> **Dataset records**:

— Begin —

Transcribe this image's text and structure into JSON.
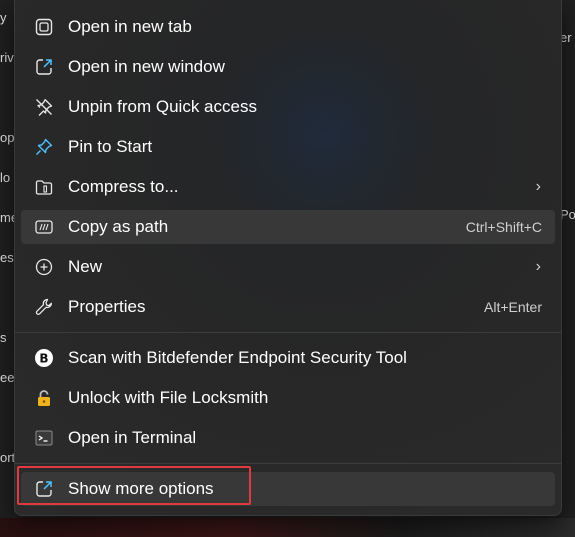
{
  "background": {
    "left_fragments": [
      "y",
      "riv",
      "op",
      "lo",
      "me",
      "es",
      "s",
      "ee",
      "ort"
    ],
    "right_fragments": [
      "er",
      "Poi"
    ]
  },
  "menu": {
    "items": [
      {
        "label": "Open in new tab",
        "icon": "open-new-tab-icon"
      },
      {
        "label": "Open in new window",
        "icon": "open-new-window-icon"
      },
      {
        "label": "Unpin from Quick access",
        "icon": "unpin-icon"
      },
      {
        "label": "Pin to Start",
        "icon": "pin-icon"
      },
      {
        "label": "Compress to...",
        "icon": "zip-folder-icon",
        "submenu": true
      },
      {
        "label": "Copy as path",
        "icon": "copy-path-icon",
        "shortcut": "Ctrl+Shift+C",
        "hovered": true
      },
      {
        "label": "New",
        "icon": "new-plus-icon",
        "submenu": true
      },
      {
        "label": "Properties",
        "icon": "wrench-icon",
        "shortcut": "Alt+Enter"
      },
      {
        "label": "Scan with Bitdefender Endpoint Security Tool",
        "icon": "bitdefender-icon"
      },
      {
        "label": "Unlock with File Locksmith",
        "icon": "lock-icon"
      },
      {
        "label": "Open in Terminal",
        "icon": "terminal-icon"
      },
      {
        "label": "Show more options",
        "icon": "show-more-options-icon",
        "highlighted": true
      }
    ],
    "submenu_glyph": "›"
  },
  "colors": {
    "menu_bg": "#2b2b2b",
    "hover_bg": "#383838",
    "highlight_border": "#e0393e",
    "accent_icon": "#4cc2ff"
  }
}
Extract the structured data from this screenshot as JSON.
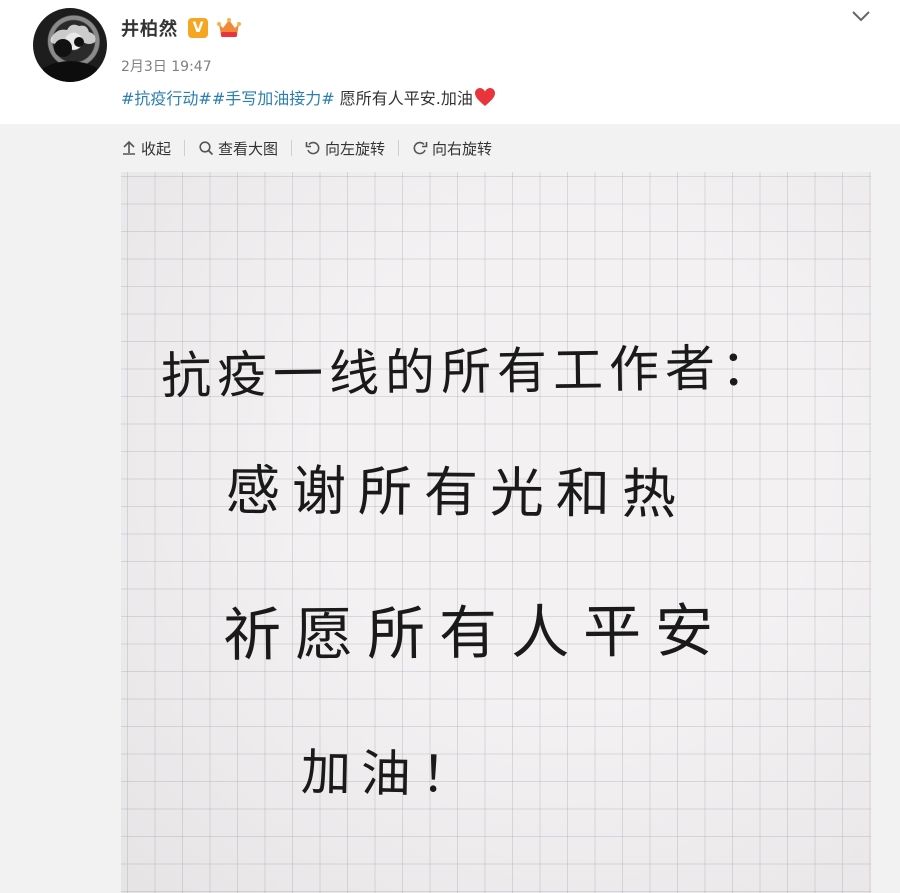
{
  "post": {
    "author": "井柏然",
    "timestamp": "2月3日 19:47",
    "badges": {
      "verified": "V"
    },
    "text": {
      "topic1": "#抗疫行动#",
      "topic2": "#手写加油接力#",
      "body": " 愿所有人平安.加油"
    },
    "toolbar": {
      "collapse": "收起",
      "view_large": "查看大图",
      "rotate_left": "向左旋转",
      "rotate_right": "向右旋转"
    },
    "image": {
      "line1": "抗疫一线的所有工作者：",
      "line2": "感谢所有光和热",
      "line3": "祈愿所有人平安",
      "line4": "加油！"
    },
    "icons": [
      "avatar",
      "vip-badge-icon",
      "crown-badge-icon",
      "chevron-down-icon",
      "heart-icon",
      "arrow-up-icon",
      "magnifier-icon",
      "rotate-left-icon",
      "rotate-right-icon"
    ],
    "colors": {
      "topic": "#2b7fb0",
      "vip": "#f5a623",
      "heart": "#e8343a",
      "media_bg": "#f2f2f2"
    }
  }
}
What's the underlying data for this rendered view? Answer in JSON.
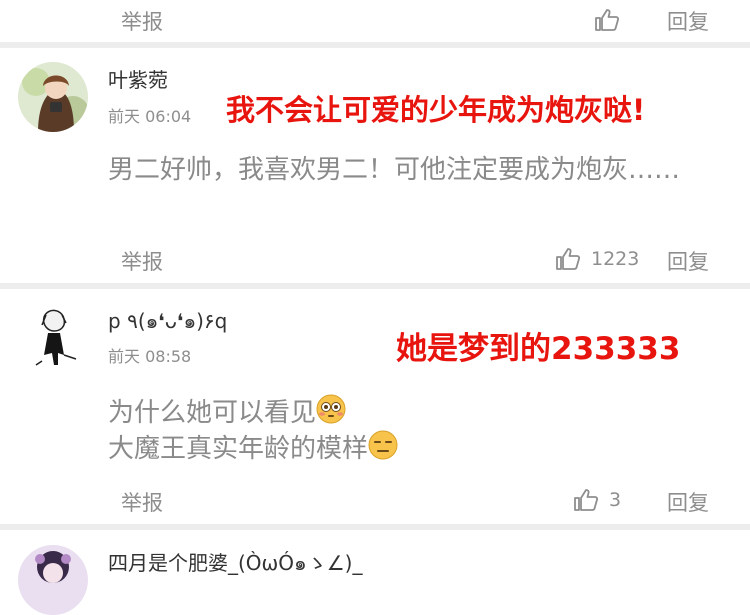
{
  "actions": {
    "report_label": "举报",
    "reply_label": "回复"
  },
  "comments": [
    {
      "username": "叶紫菀",
      "time": "前天 06:04",
      "text": "男二好帅，我喜欢男二！可他注定要成为炮灰……",
      "likes": "1223",
      "overlay": "我不会让可爱的少年成为炮灰哒!"
    },
    {
      "username": "p ٩(๑❛ᴗ❛๑)۶q",
      "time": "前天 08:58",
      "text_line1": "为什么她可以看见",
      "text_line2": "大魔王真实年龄的模样",
      "likes": "3",
      "overlay": "她是梦到的233333"
    },
    {
      "username": "四月是个肥婆_(ÒωÓ๑ゝ∠)_"
    }
  ],
  "colors": {
    "overlay_red": "#e8140e",
    "gray_text": "#8e8e8e",
    "divider": "#ededed"
  }
}
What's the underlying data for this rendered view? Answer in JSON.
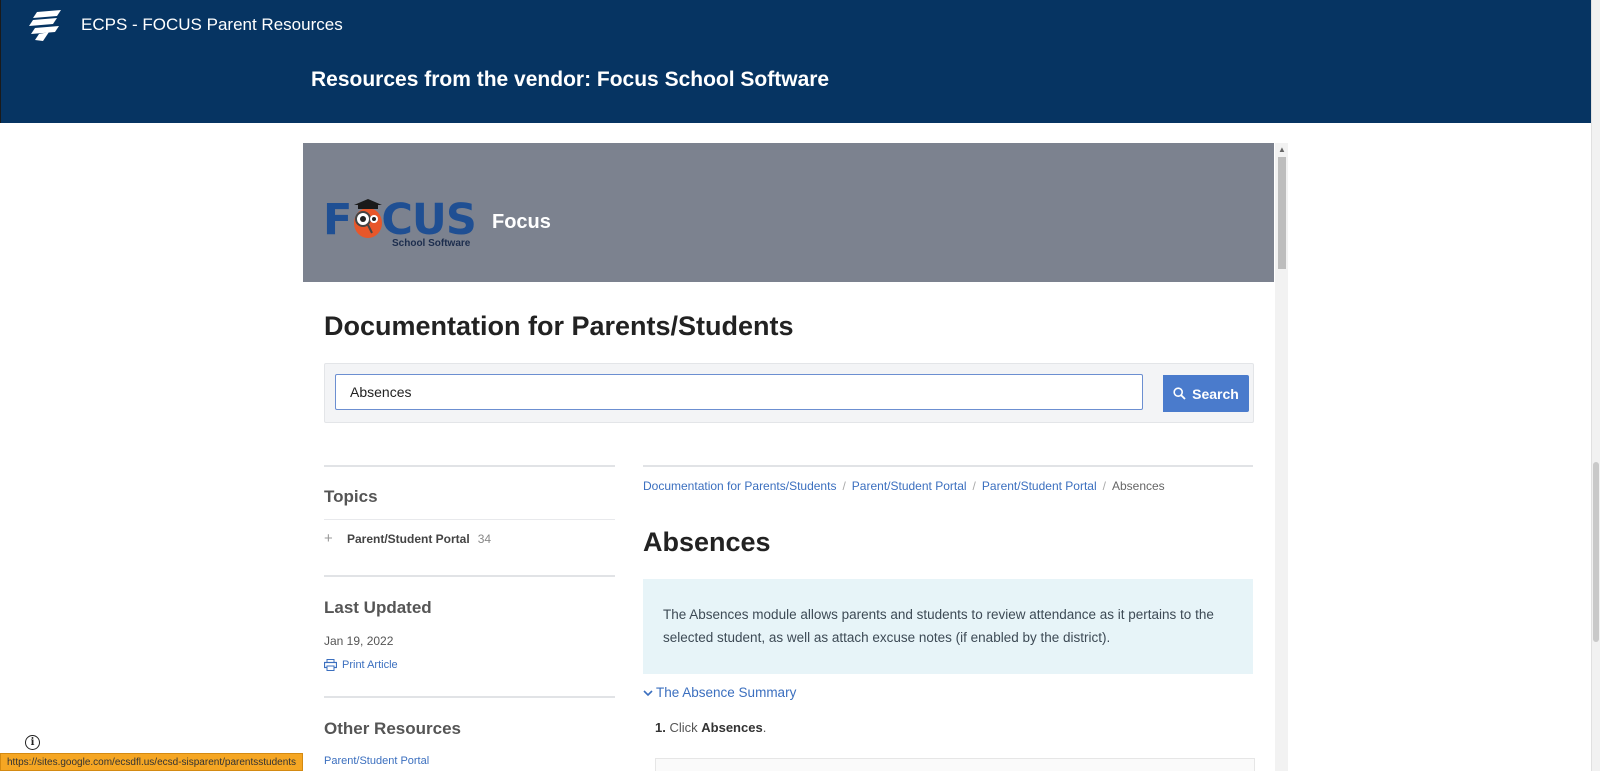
{
  "site": {
    "title": "ECPS - FOCUS Parent Resources",
    "heading": "Resources from the vendor: Focus School Software"
  },
  "focus": {
    "logo_word": "F   CUS",
    "logo_sub": "School Software",
    "name": "Focus"
  },
  "doc": {
    "title": "Documentation for Parents/Students"
  },
  "search": {
    "value": "Absences",
    "button_label": "Search"
  },
  "sidebar": {
    "topics_heading": "Topics",
    "topics": [
      {
        "label": "Parent/Student Portal",
        "count": "34"
      }
    ],
    "last_updated_heading": "Last Updated",
    "last_updated_date": "Jan 19, 2022",
    "print_label": "Print Article",
    "other_heading": "Other Resources",
    "other_link": "Parent/Student Portal"
  },
  "breadcrumb": [
    "Documentation for Parents/Students",
    "Parent/Student Portal",
    "Parent/Student Portal",
    "Absences"
  ],
  "article": {
    "title": "Absences",
    "intro": "The Absences module allows parents and students to review attendance as it pertains to the selected student, as well as attach excuse notes (if enabled by the district).",
    "section_label": "The Absence Summary",
    "step_number": "1.",
    "step_text": "Click",
    "step_bold": "Absences",
    "step_end": "."
  },
  "status_url": "https://sites.google.com/ecsdfl.us/ecsd-sisparent/parentsstudents",
  "colors": {
    "header_bg": "#063462",
    "banner_bg": "#7c828f",
    "accent": "#4a7bcc",
    "link": "#3b6fbf",
    "info_bg": "#e7f4f8"
  }
}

— End —

> **GOAL OF THE EXERCISE**:
Without the pictures, restate all the entries above exactly.

> **CORRECT ANSWER**:
Transcribe this image's text and structure into JSON.
{
  "background": {
    "left_fragments": [
      "y",
      "riv",
      "op",
      "lo",
      "me",
      "es",
      "s",
      "ee",
      "ort"
    ],
    "right_fragments": [
      "er",
      "Poi"
    ]
  },
  "menu": {
    "items": [
      {
        "label": "Open in new tab",
        "icon": "open-new-tab-icon"
      },
      {
        "label": "Open in new window",
        "icon": "open-new-window-icon"
      },
      {
        "label": "Unpin from Quick access",
        "icon": "unpin-icon"
      },
      {
        "label": "Pin to Start",
        "icon": "pin-icon"
      },
      {
        "label": "Compress to...",
        "icon": "zip-folder-icon",
        "submenu": true
      },
      {
        "label": "Copy as path",
        "icon": "copy-path-icon",
        "shortcut": "Ctrl+Shift+C",
        "hovered": true
      },
      {
        "label": "New",
        "icon": "new-plus-icon",
        "submenu": true
      },
      {
        "label": "Properties",
        "icon": "wrench-icon",
        "shortcut": "Alt+Enter"
      },
      {
        "label": "Scan with Bitdefender Endpoint Security Tool",
        "icon": "bitdefender-icon"
      },
      {
        "label": "Unlock with File Locksmith",
        "icon": "lock-icon"
      },
      {
        "label": "Open in Terminal",
        "icon": "terminal-icon"
      },
      {
        "label": "Show more options",
        "icon": "show-more-options-icon",
        "highlighted": true
      }
    ],
    "submenu_glyph": "›"
  },
  "colors": {
    "menu_bg": "#2b2b2b",
    "hover_bg": "#383838",
    "highlight_border": "#e0393e",
    "accent_icon": "#4cc2ff"
  }
}
Extract the structured data from this screenshot as JSON.
{
  "post": {
    "author": "井柏然",
    "timestamp": "2月3日 19:47",
    "badges": {
      "verified": "V"
    },
    "text": {
      "topic1": "#抗疫行动#",
      "topic2": "#手写加油接力#",
      "body": " 愿所有人平安.加油"
    },
    "toolbar": {
      "collapse": "收起",
      "view_large": "查看大图",
      "rotate_left": "向左旋转",
      "rotate_right": "向右旋转"
    },
    "image": {
      "line1": "抗疫一线的所有工作者：",
      "line2": "感谢所有光和热",
      "line3": "祈愿所有人平安",
      "line4": "加油！"
    },
    "icons": [
      "avatar",
      "vip-badge-icon",
      "crown-badge-icon",
      "chevron-down-icon",
      "heart-icon",
      "arrow-up-icon",
      "magnifier-icon",
      "rotate-left-icon",
      "rotate-right-icon"
    ],
    "colors": {
      "topic": "#2b7fb0",
      "vip": "#f5a623",
      "heart": "#e8343a",
      "media_bg": "#f2f2f2"
    }
  }
}
What's the underlying data for this rendered view? Answer in JSON.
{
  "actions": {
    "report_label": "举报",
    "reply_label": "回复"
  },
  "comments": [
    {
      "username": "叶紫菀",
      "time": "前天 06:04",
      "text": "男二好帅，我喜欢男二！可他注定要成为炮灰……",
      "likes": "1223",
      "overlay": "我不会让可爱的少年成为炮灰哒!"
    },
    {
      "username": "p ٩(๑❛ᴗ❛๑)۶q",
      "time": "前天 08:58",
      "text_line1": "为什么她可以看见",
      "text_line2": "大魔王真实年龄的模样",
      "likes": "3",
      "overlay": "她是梦到的233333"
    },
    {
      "username": "四月是个肥婆_(ÒωÓ๑ゝ∠)_"
    }
  ],
  "colors": {
    "overlay_red": "#e8140e",
    "gray_text": "#8e8e8e",
    "divider": "#ededed"
  }
}
What's the underlying data for this rendered view? Answer in JSON.
{
  "site": {
    "title": "ECPS - FOCUS Parent Resources",
    "heading": "Resources from the vendor: Focus School Software"
  },
  "focus": {
    "logo_word": "F   CUS",
    "logo_sub": "School Software",
    "name": "Focus"
  },
  "doc": {
    "title": "Documentation for Parents/Students"
  },
  "search": {
    "value": "Absences",
    "button_label": "Search"
  },
  "sidebar": {
    "topics_heading": "Topics",
    "topics": [
      {
        "label": "Parent/Student Portal",
        "count": "34"
      }
    ],
    "last_updated_heading": "Last Updated",
    "last_updated_date": "Jan 19, 2022",
    "print_label": "Print Article",
    "other_heading": "Other Resources",
    "other_link": "Parent/Student Portal"
  },
  "breadcrumb": [
    "Documentation for Parents/Students",
    "Parent/Student Portal",
    "Parent/Student Portal",
    "Absences"
  ],
  "article": {
    "title": "Absences",
    "intro": "The Absences module allows parents and students to review attendance as it pertains to the selected student, as well as attach excuse notes (if enabled by the district).",
    "section_label": "The Absence Summary",
    "step_number": "1.",
    "step_text": "Click",
    "step_bold": "Absences",
    "step_end": "."
  },
  "status_url": "https://sites.google.com/ecsdfl.us/ecsd-sisparent/parentsstudents",
  "colors": {
    "header_bg": "#063462",
    "banner_bg": "#7c828f",
    "accent": "#4a7bcc",
    "link": "#3b6fbf",
    "info_bg": "#e7f4f8"
  }
}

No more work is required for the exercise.